## Aim of the task
Please state how many lines in the records contain the string "Measurement", with no words besides the number.

## Supplied entries
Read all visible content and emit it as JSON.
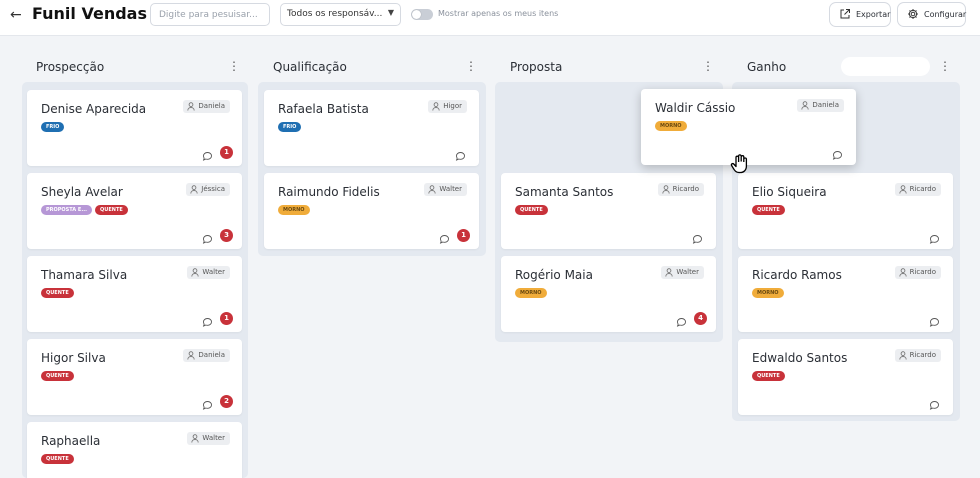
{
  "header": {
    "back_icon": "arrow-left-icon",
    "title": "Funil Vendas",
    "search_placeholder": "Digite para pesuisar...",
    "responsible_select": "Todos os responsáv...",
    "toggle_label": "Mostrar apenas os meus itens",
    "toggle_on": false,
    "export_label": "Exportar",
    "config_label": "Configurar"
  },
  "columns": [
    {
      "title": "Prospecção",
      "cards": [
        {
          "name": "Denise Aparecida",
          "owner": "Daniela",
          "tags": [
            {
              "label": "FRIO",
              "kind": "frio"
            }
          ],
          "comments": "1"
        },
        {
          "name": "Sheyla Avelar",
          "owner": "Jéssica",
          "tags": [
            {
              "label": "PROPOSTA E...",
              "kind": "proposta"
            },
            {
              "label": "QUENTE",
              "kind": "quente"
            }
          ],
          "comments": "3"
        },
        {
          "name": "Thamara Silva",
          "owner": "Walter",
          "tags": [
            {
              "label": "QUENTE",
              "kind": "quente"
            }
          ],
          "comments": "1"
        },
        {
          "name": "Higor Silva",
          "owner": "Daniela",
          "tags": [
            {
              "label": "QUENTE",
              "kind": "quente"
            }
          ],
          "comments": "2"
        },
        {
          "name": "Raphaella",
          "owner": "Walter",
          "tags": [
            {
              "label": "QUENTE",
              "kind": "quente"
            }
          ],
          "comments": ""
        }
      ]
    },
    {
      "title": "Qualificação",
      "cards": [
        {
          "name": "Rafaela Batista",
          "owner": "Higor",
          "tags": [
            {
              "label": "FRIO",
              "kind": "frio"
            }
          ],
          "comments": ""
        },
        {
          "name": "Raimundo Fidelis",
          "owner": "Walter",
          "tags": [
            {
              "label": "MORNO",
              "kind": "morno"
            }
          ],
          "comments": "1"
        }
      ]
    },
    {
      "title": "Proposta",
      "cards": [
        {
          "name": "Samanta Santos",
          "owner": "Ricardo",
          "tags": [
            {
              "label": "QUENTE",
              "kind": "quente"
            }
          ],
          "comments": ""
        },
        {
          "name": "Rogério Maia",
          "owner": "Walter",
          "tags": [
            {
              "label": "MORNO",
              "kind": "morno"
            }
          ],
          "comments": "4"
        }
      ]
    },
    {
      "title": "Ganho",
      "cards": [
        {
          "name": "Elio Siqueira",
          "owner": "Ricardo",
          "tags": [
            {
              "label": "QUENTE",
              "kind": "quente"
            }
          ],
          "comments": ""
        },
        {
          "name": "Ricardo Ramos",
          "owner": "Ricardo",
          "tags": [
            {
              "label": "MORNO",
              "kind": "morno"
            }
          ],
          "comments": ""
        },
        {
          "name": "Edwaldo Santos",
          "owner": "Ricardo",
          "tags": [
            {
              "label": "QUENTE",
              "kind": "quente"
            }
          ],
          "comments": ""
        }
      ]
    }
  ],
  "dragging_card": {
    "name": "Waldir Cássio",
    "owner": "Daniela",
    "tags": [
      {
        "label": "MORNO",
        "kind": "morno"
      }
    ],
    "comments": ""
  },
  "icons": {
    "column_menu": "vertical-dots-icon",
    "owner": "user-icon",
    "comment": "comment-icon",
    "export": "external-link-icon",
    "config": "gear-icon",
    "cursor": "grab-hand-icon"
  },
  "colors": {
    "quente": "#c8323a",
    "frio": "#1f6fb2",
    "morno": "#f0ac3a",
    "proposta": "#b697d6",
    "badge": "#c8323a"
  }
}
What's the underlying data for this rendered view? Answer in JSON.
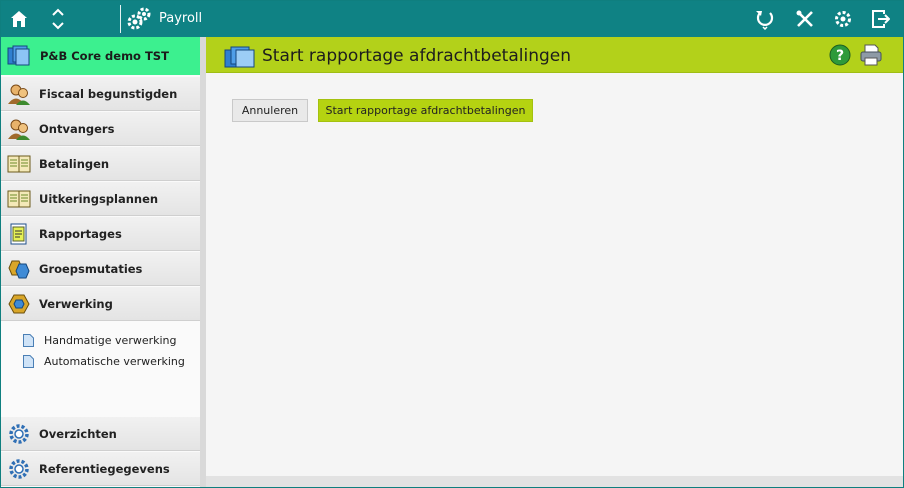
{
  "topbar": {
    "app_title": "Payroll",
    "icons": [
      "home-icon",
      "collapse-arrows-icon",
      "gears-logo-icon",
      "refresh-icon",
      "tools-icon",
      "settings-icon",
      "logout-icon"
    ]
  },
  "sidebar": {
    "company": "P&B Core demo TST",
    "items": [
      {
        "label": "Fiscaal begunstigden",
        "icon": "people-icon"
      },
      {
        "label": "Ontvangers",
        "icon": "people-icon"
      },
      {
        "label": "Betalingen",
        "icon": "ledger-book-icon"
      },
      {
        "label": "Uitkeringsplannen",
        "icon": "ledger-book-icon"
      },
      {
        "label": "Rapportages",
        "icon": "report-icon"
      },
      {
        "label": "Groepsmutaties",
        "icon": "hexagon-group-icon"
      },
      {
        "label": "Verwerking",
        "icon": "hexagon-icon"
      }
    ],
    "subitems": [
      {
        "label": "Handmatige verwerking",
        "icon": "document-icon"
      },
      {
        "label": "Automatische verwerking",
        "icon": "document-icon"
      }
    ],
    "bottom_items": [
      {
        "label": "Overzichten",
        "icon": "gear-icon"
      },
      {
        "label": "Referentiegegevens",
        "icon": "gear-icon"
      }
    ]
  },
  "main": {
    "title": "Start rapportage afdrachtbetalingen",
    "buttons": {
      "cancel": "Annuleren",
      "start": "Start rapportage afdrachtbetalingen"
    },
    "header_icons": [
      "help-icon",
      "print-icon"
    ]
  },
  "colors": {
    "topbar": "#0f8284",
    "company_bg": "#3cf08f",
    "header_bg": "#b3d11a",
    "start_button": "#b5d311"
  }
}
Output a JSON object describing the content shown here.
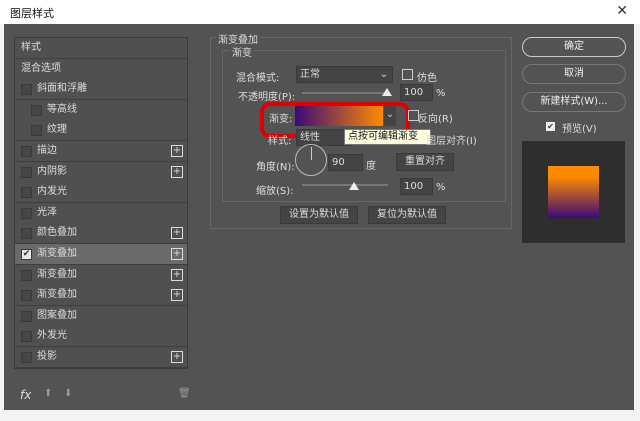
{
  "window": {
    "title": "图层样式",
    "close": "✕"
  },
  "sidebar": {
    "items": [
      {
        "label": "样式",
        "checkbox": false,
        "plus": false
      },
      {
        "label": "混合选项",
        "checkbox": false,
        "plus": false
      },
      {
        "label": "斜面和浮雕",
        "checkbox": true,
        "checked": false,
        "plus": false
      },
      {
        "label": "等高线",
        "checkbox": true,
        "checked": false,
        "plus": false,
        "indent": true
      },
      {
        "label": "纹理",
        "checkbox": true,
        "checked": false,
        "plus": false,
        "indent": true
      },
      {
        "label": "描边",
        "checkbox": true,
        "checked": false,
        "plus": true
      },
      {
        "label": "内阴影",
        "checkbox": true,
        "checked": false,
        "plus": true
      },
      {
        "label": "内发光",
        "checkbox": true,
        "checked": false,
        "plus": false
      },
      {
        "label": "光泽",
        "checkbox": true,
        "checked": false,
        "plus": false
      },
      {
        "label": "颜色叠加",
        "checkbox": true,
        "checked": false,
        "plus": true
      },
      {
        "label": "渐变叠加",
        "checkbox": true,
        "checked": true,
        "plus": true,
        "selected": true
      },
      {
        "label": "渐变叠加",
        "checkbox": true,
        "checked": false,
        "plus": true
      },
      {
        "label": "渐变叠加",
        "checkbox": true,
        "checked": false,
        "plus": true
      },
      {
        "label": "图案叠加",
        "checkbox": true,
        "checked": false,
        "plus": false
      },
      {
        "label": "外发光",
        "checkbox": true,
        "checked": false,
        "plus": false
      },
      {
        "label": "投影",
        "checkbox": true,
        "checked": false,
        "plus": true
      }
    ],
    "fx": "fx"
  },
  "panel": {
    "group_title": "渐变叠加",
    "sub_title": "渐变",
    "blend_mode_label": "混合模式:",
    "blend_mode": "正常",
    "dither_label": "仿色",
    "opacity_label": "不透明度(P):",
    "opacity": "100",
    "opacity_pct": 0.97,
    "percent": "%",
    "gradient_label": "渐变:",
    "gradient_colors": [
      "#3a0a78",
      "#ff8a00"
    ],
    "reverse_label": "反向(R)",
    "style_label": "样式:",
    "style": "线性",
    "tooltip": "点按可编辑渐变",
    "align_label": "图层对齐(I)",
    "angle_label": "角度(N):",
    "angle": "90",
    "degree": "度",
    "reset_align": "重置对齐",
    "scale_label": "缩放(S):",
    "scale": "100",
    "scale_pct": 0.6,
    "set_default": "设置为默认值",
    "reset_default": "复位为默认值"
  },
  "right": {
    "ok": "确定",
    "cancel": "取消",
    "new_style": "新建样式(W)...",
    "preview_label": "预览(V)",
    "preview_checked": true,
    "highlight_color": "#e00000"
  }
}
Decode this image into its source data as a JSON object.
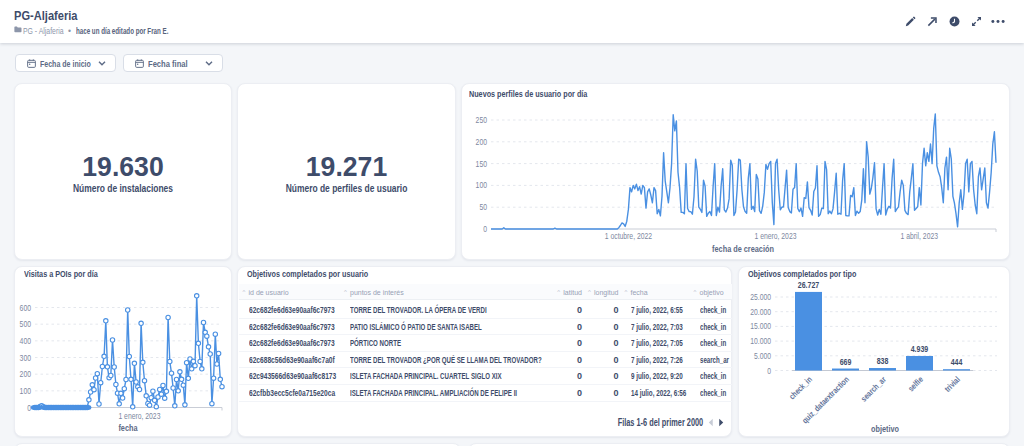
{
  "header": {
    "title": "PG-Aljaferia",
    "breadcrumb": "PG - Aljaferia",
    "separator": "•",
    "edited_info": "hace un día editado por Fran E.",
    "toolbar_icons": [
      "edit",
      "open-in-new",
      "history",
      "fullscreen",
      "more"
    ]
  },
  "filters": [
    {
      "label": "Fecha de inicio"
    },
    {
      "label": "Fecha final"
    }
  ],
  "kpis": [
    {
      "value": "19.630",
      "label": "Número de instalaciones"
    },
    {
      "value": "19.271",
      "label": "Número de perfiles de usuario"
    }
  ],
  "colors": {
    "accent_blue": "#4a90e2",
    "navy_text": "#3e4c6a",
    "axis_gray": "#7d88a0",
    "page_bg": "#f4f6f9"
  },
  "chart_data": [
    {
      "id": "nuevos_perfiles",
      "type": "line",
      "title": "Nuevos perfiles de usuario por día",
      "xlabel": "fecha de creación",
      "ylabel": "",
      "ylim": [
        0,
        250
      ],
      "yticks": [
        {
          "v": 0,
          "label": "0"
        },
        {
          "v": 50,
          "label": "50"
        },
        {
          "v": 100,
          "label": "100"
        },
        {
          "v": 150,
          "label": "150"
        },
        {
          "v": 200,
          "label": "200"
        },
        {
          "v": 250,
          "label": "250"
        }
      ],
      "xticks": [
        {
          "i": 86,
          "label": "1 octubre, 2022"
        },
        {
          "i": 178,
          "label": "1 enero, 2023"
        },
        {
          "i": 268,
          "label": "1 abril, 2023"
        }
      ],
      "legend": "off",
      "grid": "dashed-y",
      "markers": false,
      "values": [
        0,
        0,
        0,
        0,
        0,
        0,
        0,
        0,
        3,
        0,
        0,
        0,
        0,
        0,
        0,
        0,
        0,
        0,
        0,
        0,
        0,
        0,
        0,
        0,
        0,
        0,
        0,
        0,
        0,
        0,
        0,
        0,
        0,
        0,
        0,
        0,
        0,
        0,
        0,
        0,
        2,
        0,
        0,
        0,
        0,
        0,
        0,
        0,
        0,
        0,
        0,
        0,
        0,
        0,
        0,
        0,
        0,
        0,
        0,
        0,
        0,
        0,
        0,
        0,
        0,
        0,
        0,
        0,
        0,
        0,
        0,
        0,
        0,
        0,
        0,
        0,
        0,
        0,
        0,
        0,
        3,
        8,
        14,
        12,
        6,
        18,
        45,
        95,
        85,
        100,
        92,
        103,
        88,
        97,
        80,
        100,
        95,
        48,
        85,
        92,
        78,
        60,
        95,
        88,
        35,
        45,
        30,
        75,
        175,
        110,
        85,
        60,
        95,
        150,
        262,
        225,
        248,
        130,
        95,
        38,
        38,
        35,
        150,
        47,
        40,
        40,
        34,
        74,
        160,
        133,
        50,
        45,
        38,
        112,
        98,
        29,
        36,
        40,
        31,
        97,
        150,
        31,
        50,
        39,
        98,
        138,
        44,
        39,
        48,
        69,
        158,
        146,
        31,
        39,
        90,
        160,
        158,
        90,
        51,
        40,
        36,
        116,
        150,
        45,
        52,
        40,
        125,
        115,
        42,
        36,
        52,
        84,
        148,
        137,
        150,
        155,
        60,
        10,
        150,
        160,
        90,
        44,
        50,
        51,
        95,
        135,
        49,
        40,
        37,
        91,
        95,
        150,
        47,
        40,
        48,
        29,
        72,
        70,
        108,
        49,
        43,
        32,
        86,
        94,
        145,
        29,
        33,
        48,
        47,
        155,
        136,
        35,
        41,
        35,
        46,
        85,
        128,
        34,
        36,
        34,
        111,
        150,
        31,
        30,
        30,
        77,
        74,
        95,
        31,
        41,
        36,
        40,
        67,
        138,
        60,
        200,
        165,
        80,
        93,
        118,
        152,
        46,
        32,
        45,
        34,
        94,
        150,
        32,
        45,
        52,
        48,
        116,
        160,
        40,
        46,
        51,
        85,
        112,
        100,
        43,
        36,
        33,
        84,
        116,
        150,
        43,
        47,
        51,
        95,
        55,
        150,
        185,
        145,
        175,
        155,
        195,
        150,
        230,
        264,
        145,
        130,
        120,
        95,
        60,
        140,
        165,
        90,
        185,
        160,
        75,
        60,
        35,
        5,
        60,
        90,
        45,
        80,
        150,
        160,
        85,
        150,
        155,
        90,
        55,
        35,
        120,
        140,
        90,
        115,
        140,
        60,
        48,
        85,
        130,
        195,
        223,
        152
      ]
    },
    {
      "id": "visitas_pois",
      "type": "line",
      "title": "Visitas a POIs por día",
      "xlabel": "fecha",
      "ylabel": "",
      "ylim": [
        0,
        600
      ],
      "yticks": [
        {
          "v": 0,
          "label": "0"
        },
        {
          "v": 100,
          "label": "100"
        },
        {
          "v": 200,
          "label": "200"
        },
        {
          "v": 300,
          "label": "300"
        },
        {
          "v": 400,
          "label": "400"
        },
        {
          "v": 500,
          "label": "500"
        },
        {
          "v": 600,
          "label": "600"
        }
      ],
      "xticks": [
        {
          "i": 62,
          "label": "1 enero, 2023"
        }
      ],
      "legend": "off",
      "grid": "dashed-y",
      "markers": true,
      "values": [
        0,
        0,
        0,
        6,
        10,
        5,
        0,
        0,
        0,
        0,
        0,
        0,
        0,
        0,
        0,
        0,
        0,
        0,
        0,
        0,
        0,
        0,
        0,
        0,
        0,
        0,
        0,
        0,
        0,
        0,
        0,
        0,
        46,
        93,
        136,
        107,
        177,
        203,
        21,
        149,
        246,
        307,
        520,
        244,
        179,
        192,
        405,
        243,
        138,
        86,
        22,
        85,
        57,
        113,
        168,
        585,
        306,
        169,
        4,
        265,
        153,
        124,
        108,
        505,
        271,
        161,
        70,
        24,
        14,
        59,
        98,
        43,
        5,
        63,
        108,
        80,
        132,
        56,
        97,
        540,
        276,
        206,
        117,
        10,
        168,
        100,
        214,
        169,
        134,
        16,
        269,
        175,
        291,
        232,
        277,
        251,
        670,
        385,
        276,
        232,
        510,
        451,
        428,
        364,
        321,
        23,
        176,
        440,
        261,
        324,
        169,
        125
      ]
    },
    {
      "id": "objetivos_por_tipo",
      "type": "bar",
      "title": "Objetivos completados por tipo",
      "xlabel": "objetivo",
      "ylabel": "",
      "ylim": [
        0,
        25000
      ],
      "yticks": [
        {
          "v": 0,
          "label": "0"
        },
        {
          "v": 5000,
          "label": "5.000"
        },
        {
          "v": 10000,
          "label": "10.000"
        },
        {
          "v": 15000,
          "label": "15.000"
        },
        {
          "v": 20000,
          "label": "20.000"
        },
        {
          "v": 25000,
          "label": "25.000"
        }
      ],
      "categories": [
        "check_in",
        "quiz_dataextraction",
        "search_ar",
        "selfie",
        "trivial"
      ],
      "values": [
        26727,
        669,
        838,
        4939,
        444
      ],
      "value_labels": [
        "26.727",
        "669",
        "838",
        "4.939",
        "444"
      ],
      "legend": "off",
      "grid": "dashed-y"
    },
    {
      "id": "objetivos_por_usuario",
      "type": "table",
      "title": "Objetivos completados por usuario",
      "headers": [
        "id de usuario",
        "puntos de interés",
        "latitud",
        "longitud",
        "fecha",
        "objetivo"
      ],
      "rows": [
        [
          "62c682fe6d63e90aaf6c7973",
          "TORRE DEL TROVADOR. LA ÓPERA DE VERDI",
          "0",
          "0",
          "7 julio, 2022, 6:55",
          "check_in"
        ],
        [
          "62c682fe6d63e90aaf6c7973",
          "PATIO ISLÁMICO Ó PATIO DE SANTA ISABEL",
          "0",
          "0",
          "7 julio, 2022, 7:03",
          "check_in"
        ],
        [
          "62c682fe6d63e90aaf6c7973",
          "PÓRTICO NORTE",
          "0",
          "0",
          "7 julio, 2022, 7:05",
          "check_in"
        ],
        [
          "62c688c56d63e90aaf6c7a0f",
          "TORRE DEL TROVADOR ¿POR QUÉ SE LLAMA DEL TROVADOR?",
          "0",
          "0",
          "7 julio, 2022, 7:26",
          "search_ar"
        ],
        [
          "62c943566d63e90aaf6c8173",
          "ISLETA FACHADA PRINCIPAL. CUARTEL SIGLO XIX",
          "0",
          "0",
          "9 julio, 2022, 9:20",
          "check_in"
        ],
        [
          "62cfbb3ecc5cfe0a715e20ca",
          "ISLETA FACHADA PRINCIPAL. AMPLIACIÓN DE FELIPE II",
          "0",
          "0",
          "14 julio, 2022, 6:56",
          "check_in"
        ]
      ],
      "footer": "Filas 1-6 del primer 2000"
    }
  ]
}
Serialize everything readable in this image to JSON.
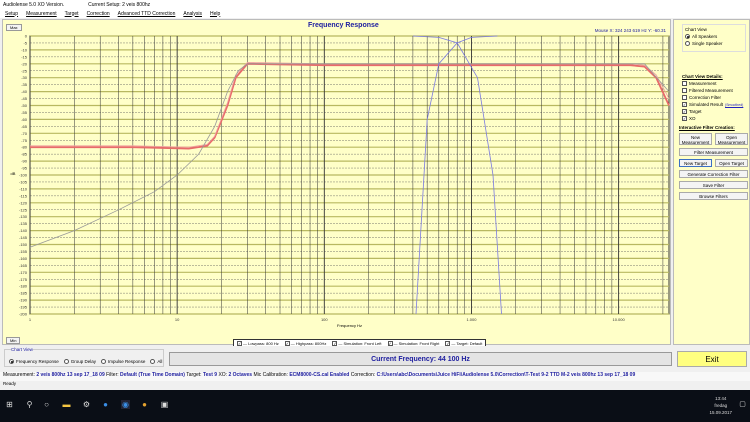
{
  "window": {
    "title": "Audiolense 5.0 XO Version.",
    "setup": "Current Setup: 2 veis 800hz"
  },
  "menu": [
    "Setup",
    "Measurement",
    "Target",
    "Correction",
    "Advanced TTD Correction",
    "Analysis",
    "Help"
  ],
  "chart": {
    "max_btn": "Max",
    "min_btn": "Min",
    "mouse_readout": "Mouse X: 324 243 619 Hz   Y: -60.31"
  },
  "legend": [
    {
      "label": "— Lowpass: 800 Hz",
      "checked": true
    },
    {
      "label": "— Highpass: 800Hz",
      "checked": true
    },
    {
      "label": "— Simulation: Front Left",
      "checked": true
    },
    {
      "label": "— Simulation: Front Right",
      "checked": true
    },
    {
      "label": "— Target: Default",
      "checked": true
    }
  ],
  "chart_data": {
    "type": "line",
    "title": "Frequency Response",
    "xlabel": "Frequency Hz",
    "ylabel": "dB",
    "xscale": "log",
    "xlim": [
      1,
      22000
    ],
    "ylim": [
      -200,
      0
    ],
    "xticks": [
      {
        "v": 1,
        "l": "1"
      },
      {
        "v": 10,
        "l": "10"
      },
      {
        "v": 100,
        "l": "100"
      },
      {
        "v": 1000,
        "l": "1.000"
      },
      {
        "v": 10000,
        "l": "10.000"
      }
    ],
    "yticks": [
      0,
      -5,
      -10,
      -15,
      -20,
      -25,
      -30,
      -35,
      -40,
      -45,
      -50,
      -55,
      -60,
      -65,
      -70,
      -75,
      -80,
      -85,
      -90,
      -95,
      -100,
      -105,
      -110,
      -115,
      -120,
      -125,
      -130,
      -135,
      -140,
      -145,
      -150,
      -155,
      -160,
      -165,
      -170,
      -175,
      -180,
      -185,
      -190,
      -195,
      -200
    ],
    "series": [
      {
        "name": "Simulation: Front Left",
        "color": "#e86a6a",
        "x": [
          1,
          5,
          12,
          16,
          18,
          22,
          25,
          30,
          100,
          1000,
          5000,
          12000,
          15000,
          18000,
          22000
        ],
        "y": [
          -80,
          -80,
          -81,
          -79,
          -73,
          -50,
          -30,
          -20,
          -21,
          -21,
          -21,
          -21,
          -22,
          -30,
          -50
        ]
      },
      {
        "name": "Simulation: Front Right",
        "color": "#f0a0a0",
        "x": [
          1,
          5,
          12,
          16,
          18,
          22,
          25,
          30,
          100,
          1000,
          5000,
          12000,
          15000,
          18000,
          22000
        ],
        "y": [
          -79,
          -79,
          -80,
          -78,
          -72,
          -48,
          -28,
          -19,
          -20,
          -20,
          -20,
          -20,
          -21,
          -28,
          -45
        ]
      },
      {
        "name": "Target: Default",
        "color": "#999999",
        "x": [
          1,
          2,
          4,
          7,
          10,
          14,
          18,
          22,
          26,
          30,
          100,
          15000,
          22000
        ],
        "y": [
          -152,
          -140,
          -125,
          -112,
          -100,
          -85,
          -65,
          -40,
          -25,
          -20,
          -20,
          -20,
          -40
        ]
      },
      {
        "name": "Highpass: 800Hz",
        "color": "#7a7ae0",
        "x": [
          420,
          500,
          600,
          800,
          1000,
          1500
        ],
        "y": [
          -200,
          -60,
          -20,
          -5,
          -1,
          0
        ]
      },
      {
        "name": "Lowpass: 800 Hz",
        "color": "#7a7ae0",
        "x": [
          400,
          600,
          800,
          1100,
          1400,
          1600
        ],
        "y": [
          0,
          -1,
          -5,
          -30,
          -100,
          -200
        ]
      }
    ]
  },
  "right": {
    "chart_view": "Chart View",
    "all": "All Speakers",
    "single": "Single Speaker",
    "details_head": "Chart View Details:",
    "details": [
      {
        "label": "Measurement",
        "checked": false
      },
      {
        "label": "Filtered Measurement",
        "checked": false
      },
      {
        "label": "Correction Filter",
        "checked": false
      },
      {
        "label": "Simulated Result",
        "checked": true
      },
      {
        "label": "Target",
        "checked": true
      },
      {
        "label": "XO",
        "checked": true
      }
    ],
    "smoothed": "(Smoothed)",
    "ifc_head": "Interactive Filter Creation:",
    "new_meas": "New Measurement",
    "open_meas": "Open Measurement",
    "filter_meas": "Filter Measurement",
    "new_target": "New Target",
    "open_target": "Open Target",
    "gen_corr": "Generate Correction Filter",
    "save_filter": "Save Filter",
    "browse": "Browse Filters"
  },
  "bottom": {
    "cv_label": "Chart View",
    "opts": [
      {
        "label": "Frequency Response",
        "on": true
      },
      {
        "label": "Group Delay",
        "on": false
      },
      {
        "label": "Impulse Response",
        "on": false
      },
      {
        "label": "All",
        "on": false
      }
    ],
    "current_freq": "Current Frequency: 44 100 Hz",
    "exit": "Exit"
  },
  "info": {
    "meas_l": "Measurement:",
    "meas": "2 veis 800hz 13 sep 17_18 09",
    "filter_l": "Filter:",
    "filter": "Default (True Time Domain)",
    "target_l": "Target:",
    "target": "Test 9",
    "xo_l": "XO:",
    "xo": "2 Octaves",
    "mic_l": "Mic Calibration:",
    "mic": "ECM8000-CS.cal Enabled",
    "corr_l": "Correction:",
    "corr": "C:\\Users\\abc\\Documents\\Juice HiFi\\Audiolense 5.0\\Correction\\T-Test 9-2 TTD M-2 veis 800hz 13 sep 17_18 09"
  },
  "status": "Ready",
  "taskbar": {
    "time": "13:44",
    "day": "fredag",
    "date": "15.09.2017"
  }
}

## Task result
7